[Collected data entries]
# # # # # # #
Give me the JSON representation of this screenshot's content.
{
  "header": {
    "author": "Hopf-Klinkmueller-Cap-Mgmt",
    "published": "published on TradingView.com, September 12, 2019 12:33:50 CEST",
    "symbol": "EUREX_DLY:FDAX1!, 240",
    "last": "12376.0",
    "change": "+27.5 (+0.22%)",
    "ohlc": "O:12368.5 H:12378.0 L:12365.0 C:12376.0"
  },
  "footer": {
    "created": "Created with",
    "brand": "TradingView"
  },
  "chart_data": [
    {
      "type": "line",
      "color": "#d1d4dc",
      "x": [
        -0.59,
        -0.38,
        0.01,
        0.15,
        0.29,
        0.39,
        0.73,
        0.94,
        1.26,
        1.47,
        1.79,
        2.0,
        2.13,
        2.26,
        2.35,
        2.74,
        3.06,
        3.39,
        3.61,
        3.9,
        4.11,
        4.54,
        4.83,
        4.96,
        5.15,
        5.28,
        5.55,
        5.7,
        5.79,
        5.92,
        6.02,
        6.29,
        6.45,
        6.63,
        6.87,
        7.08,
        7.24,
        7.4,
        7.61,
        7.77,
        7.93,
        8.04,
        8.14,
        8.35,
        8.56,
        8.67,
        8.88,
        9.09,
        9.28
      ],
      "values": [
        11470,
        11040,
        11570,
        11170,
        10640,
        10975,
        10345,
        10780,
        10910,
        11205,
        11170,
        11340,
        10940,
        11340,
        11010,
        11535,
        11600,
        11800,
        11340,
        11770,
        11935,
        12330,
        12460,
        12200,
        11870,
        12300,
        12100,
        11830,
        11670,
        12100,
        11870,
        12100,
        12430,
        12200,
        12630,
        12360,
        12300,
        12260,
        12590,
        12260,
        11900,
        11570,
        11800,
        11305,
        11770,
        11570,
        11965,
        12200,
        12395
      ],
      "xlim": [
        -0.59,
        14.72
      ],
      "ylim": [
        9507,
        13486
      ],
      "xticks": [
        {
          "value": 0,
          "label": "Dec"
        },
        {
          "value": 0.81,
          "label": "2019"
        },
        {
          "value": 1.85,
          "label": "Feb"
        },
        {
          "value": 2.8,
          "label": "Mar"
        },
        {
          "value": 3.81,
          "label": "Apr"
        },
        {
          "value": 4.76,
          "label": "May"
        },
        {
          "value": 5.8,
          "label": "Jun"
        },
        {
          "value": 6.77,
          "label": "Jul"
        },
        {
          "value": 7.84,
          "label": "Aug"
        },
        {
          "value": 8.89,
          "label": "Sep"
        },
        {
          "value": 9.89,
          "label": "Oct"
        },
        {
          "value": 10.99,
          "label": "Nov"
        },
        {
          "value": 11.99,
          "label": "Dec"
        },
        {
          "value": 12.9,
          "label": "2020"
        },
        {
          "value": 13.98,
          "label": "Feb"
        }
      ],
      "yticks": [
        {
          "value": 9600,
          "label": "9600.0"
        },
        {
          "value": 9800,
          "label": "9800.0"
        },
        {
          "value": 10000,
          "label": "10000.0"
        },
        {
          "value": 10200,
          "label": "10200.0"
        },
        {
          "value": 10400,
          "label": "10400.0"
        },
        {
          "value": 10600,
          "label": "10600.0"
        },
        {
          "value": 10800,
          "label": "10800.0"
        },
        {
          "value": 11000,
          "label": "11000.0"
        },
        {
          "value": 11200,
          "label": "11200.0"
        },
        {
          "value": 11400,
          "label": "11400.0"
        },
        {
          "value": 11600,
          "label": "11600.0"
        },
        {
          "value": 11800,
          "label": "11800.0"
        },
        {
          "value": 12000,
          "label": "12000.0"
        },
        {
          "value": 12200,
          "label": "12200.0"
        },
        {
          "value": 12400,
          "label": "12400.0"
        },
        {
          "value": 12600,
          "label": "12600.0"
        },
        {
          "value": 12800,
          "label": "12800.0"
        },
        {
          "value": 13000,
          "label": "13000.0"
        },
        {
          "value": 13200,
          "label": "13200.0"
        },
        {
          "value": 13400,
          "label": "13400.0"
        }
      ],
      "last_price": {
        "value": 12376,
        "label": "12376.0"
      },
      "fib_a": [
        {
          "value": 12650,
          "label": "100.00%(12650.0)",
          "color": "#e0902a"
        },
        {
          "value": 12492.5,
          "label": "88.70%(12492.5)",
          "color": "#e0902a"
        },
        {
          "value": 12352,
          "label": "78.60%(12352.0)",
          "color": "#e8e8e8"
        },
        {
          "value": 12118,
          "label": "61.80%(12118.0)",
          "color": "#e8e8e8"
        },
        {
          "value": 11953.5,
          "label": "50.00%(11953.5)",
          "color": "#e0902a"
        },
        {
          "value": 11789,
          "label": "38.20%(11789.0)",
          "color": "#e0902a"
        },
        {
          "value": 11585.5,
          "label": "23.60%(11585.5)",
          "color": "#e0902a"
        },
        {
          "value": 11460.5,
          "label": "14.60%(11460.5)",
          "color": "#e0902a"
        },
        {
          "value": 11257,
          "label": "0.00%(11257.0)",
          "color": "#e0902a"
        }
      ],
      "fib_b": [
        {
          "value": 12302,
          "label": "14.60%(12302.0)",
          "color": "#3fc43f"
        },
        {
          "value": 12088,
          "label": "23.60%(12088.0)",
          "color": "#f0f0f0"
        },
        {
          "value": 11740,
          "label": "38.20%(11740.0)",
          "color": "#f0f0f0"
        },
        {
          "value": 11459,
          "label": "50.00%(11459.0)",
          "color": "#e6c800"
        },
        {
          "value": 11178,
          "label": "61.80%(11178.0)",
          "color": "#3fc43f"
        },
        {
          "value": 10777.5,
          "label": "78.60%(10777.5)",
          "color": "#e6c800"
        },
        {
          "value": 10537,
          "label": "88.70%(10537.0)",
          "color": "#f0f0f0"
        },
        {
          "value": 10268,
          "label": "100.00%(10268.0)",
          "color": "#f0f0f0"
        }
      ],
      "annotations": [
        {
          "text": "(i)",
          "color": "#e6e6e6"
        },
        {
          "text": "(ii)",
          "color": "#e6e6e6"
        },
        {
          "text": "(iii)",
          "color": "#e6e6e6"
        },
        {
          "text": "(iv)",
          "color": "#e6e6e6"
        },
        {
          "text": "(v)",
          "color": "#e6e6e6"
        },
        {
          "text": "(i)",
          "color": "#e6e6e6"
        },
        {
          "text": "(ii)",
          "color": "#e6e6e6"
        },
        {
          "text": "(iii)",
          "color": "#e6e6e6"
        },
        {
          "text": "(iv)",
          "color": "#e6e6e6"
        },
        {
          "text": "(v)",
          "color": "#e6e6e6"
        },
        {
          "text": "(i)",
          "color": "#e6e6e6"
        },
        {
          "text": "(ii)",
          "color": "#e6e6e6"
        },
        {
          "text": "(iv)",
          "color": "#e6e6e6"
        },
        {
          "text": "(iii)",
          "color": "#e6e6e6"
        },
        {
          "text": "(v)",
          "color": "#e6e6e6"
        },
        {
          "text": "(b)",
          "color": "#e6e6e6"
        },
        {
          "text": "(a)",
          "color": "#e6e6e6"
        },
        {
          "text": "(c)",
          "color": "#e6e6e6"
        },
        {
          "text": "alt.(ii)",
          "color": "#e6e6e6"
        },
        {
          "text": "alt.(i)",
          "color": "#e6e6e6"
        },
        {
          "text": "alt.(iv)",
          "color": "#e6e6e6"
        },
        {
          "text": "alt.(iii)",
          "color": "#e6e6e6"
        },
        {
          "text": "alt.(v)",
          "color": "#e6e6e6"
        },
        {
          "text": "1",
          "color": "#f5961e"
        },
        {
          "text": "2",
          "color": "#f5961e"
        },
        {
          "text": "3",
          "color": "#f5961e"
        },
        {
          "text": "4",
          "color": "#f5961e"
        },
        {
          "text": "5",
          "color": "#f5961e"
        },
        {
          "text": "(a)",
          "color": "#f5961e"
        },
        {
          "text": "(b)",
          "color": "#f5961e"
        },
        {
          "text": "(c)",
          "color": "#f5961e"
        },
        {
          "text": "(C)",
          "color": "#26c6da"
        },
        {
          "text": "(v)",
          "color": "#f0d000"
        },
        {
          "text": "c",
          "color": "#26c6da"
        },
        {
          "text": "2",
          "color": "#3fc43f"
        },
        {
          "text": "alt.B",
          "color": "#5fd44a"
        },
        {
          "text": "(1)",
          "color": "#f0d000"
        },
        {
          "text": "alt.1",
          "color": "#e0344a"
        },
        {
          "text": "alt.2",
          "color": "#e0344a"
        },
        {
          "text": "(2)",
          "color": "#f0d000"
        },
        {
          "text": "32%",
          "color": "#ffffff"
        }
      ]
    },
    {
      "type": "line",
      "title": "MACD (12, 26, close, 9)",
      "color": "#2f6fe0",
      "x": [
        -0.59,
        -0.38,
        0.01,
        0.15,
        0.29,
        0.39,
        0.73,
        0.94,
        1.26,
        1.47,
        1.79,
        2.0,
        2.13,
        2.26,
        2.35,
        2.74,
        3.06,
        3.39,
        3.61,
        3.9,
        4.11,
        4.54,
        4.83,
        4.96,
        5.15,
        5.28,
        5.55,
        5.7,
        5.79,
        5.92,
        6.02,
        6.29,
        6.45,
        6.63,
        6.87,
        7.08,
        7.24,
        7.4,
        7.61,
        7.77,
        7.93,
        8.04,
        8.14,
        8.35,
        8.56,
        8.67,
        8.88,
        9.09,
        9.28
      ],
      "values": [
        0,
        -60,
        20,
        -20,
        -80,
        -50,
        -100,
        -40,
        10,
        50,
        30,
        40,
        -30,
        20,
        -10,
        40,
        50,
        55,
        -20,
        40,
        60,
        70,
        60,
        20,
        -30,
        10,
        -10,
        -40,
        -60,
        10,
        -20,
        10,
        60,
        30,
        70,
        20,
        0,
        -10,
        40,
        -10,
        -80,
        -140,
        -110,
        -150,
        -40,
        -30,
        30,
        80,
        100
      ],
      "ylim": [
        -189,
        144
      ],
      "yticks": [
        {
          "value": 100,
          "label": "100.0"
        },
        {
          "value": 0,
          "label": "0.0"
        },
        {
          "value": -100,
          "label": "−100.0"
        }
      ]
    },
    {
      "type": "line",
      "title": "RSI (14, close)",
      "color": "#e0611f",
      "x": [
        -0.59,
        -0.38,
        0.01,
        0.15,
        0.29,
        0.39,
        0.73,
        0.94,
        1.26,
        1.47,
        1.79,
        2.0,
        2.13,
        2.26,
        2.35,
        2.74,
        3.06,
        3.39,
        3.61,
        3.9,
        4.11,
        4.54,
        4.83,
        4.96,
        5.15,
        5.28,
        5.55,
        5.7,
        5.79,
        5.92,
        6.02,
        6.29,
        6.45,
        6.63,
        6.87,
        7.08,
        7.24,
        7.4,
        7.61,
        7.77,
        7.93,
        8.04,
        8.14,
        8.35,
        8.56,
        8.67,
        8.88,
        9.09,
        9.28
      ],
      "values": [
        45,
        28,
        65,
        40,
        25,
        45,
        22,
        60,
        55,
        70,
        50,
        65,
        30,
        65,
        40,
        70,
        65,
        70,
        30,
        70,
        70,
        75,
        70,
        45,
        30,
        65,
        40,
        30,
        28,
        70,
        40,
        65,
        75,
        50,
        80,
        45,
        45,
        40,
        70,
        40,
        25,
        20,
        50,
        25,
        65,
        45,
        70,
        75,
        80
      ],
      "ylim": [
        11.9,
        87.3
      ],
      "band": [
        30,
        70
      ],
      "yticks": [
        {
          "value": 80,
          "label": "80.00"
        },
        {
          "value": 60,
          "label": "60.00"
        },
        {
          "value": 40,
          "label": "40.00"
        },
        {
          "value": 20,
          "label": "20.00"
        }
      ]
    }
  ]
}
# # # # # # #
*Instructions for the task:* Pull every line containing "title" out of the records.

*Result for this task:*
      "title": "MACD (12, 26, close, 9)",
      "title": "RSI (14, close)",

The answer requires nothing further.